Provided records -
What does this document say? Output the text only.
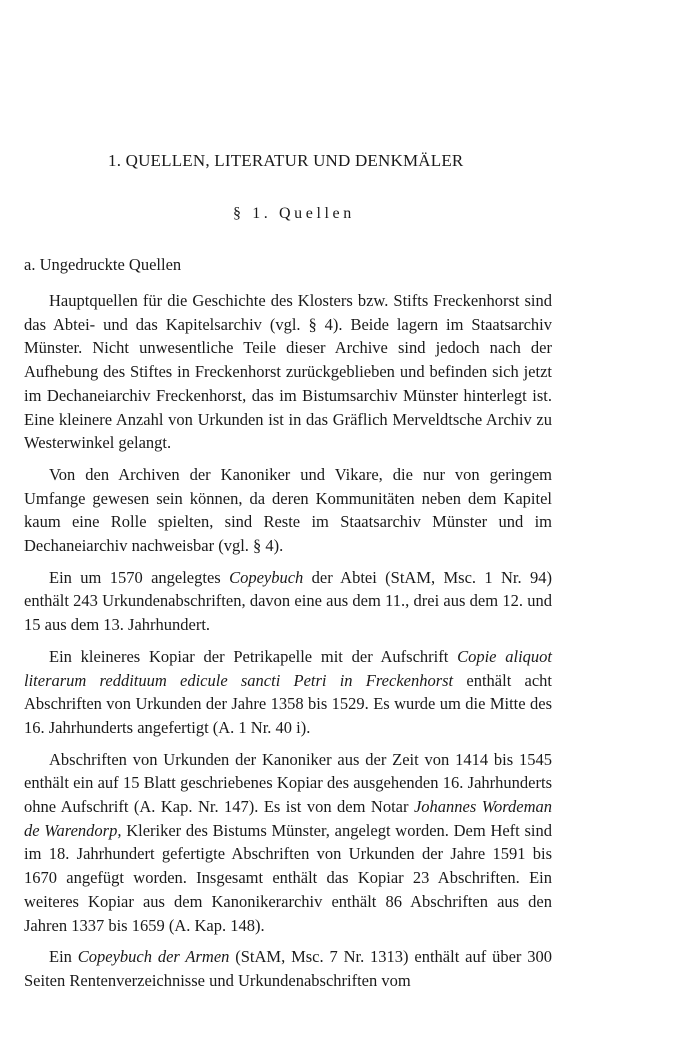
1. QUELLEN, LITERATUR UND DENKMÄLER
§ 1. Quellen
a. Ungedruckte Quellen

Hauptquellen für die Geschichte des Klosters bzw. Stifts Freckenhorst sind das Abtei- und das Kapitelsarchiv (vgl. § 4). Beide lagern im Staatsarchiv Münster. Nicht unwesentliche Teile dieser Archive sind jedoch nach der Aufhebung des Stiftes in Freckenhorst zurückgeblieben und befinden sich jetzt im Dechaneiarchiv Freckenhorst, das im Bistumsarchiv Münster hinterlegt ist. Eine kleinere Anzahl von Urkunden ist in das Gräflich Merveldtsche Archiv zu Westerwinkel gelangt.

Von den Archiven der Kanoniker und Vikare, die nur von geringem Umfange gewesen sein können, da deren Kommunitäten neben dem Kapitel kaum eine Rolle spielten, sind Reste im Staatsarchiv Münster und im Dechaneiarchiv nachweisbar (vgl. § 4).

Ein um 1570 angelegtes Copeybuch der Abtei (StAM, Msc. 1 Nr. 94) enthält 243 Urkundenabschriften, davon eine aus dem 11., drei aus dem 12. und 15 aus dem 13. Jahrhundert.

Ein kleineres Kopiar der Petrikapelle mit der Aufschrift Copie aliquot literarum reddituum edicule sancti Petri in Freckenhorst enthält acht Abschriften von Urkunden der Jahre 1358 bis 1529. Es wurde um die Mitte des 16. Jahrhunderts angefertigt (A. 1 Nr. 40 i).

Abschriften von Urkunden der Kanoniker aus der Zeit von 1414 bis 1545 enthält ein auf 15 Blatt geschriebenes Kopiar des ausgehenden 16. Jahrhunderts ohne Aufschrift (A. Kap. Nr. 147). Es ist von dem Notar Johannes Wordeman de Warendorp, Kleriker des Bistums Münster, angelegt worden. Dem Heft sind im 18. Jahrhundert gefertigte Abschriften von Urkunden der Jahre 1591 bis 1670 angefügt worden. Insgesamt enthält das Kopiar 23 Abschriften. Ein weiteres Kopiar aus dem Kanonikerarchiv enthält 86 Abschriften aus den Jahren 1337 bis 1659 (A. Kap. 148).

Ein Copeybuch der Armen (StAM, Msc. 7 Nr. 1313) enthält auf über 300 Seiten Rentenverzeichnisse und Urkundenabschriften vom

Given instruction -
Filter out all lines lacking the word "Abtei" and copy the rest.

Worked answer -
Hauptquellen für die Geschichte des Klosters bzw. Stifts Freckenhorst sind das Abtei- und das Kapitelsarchiv (vgl. § 4). Beide lagern im Staatsarchiv Münster. Nicht unwesentliche Teile dieser Archive sind jedoch nach der Aufhebung des Stiftes in Freckenhorst zurückgeblieben und befinden sich jetzt im Dechaneiarchiv Freckenhorst, das im Bistumsarchiv Münster hinterlegt ist. Eine kleinere Anzahl von Urkunden ist in das Gräflich Merveldtsche Archiv zu Westerwinkel gelangt.
Ein um 1570 angelegtes Copeybuch der Abtei (StAM, Msc. 1 Nr. 94) enthält 243 Urkundenabschriften, davon eine aus dem 11., drei aus dem 12. und 15 aus dem 13. Jahrhundert.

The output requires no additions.